>> start

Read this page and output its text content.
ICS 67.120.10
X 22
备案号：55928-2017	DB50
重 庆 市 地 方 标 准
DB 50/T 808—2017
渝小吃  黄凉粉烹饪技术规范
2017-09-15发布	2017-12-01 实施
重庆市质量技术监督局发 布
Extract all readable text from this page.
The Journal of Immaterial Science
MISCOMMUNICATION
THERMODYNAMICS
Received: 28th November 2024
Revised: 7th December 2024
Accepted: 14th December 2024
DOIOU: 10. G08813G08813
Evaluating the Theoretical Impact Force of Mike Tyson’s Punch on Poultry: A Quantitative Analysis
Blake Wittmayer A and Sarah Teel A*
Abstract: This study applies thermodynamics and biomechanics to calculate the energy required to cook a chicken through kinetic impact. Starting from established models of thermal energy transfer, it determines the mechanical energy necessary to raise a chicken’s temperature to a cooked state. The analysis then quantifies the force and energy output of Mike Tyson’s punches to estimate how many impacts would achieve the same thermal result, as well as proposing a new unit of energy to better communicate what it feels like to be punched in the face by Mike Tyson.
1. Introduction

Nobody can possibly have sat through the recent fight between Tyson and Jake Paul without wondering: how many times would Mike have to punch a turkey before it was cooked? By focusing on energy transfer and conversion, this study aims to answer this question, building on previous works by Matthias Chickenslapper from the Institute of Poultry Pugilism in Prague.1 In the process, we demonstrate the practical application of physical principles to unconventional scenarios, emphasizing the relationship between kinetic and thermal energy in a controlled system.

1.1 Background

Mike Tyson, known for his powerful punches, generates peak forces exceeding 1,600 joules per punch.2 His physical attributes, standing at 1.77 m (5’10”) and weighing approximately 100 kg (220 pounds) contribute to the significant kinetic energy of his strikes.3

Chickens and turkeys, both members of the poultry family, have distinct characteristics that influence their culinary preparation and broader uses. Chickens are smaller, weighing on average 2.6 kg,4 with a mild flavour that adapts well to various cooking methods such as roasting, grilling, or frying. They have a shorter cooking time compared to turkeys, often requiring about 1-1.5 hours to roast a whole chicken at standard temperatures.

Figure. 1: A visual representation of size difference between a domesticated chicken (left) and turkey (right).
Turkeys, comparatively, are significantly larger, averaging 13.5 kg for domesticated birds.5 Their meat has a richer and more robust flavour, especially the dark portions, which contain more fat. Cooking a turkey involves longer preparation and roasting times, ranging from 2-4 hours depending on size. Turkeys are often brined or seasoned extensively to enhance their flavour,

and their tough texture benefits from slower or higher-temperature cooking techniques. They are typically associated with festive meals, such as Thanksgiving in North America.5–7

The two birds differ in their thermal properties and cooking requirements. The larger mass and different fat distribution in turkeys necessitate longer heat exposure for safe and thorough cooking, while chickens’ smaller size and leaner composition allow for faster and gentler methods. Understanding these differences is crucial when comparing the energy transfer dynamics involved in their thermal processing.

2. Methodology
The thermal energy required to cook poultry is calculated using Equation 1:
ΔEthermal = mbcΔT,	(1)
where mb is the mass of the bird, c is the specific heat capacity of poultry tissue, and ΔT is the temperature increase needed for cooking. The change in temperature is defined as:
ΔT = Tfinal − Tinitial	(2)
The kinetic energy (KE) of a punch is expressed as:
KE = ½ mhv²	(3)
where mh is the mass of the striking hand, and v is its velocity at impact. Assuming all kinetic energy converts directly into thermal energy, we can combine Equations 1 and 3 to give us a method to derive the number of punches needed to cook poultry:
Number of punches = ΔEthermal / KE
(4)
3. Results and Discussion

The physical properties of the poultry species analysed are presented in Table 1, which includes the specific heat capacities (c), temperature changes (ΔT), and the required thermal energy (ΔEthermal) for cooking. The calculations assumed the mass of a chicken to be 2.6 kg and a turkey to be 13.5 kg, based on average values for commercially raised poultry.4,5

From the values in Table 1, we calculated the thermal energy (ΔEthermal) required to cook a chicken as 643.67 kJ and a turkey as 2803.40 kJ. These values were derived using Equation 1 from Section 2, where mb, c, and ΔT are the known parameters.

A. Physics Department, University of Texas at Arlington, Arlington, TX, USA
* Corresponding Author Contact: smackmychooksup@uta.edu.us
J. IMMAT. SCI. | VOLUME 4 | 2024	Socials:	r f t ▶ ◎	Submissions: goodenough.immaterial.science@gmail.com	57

>> end

• [Exercise prompt]: Your task is to give the records above again, exactly.

• [Answer to this exercise]:
Read this page and output its text content.
ICS 67.120.10
X 22
备案号：55928-2017	DB50
重 庆 市 地 方 标 准
DB 50/T 808—2017
渝小吃  黄凉粉烹饪技术规范
2017-09-15发布	2017-12-01 实施
重庆市质量技术监督局发 布
Extract all readable text from this page.
The Journal of Immaterial Science
MISCOMMUNICATION
THERMODYNAMICS
Received: 28th November 2024
Revised: 7th December 2024
Accepted: 14th December 2024
DOIOU: 10. G08813G08813
Evaluating the Theoretical Impact Force of Mike Tyson’s Punch on Poultry: A Quantitative Analysis
Blake Wittmayer A and Sarah Teel A*
Abstract: This study applies thermodynamics and biomechanics to calculate the energy required to cook a chicken through kinetic impact. Starting from established models of thermal energy transfer, it determines the mechanical energy necessary to raise a chicken’s temperature to a cooked state. The analysis then quantifies the force and energy output of Mike Tyson’s punches to estimate how many impacts would achieve the same thermal result, as well as proposing a new unit of energy to better communicate what it feels like to be punched in the face by Mike Tyson.
1. Introduction

Nobody can possibly have sat through the recent fight between Tyson and Jake Paul without wondering: how many times would Mike have to punch a turkey before it was cooked? By focusing on energy transfer and conversion, this study aims to answer this question, building on previous works by Matthias Chickenslapper from the Institute of Poultry Pugilism in Prague.1 In the process, we demonstrate the practical application of physical principles to unconventional scenarios, emphasizing the relationship between kinetic and thermal energy in a controlled system.

1.1 Background

Mike Tyson, known for his powerful punches, generates peak forces exceeding 1,600 joules per punch.2 His physical attributes, standing at 1.77 m (5’10”) and weighing approximately 100 kg (220 pounds) contribute to the significant kinetic energy of his strikes.3

Chickens and turkeys, both members of the poultry family, have distinct characteristics that influence their culinary preparation and broader uses. Chickens are smaller, weighing on average 2.6 kg,4 with a mild flavour that adapts well to various cooking methods such as roasting, grilling, or frying. They have a shorter cooking time compared to turkeys, often requiring about 1-1.5 hours to roast a whole chicken at standard temperatures.

Figure. 1: A visual representation of size difference between a domesticated chicken (left) and turkey (right).
Turkeys, comparatively, are significantly larger, averaging 13.5 kg for domesticated birds.5 Their meat has a richer and more robust flavour, especially the dark portions, which contain more fat. Cooking a turkey involves longer preparation and roasting times, ranging from 2-4 hours depending on size. Turkeys are often brined or seasoned extensively to enhance their flavour,

and their tough texture benefits from slower or higher-temperature cooking techniques. They are typically associated with festive meals, such as Thanksgiving in North America.5–7

The two birds differ in their thermal properties and cooking requirements. The larger mass and different fat distribution in turkeys necessitate longer heat exposure for safe and thorough cooking, while chickens’ smaller size and leaner composition allow for faster and gentler methods. Understanding these differences is crucial when comparing the energy transfer dynamics involved in their thermal processing.

2. Methodology
The thermal energy required to cook poultry is calculated using Equation 1:
ΔEthermal = mbcΔT,	(1)
where mb is the mass of the bird, c is the specific heat capacity of poultry tissue, and ΔT is the temperature increase needed for cooking. The change in temperature is defined as:
ΔT = Tfinal − Tinitial	(2)
The kinetic energy (KE) of a punch is expressed as:
KE = ½ mhv²	(3)
where mh is the mass of the striking hand, and v is its velocity at impact. Assuming all kinetic energy converts directly into thermal energy, we can combine Equations 1 and 3 to give us a method to derive the number of punches needed to cook poultry:
Number of punches = ΔEthermal / KE
(4)
3. Results and Discussion

The physical properties of the poultry species analysed are presented in Table 1, which includes the specific heat capacities (c), temperature changes (ΔT), and the required thermal energy (ΔEthermal) for cooking. The calculations assumed the mass of a chicken to be 2.6 kg and a turkey to be 13.5 kg, based on average values for commercially raised poultry.4,5

From the values in Table 1, we calculated the thermal energy (ΔEthermal) required to cook a chicken as 643.67 kJ and a turkey as 2803.40 kJ. These values were derived using Equation 1 from Section 2, where mb, c, and ΔT are the known parameters.

A. Physics Department, University of Texas at Arlington, Arlington, TX, USA
* Corresponding Author Contact: smackmychooksup@uta.edu.us
J. IMMAT. SCI. | VOLUME 4 | 2024	Socials:	r f t ▶ ◎	Submissions: goodenough.immaterial.science@gmail.com	57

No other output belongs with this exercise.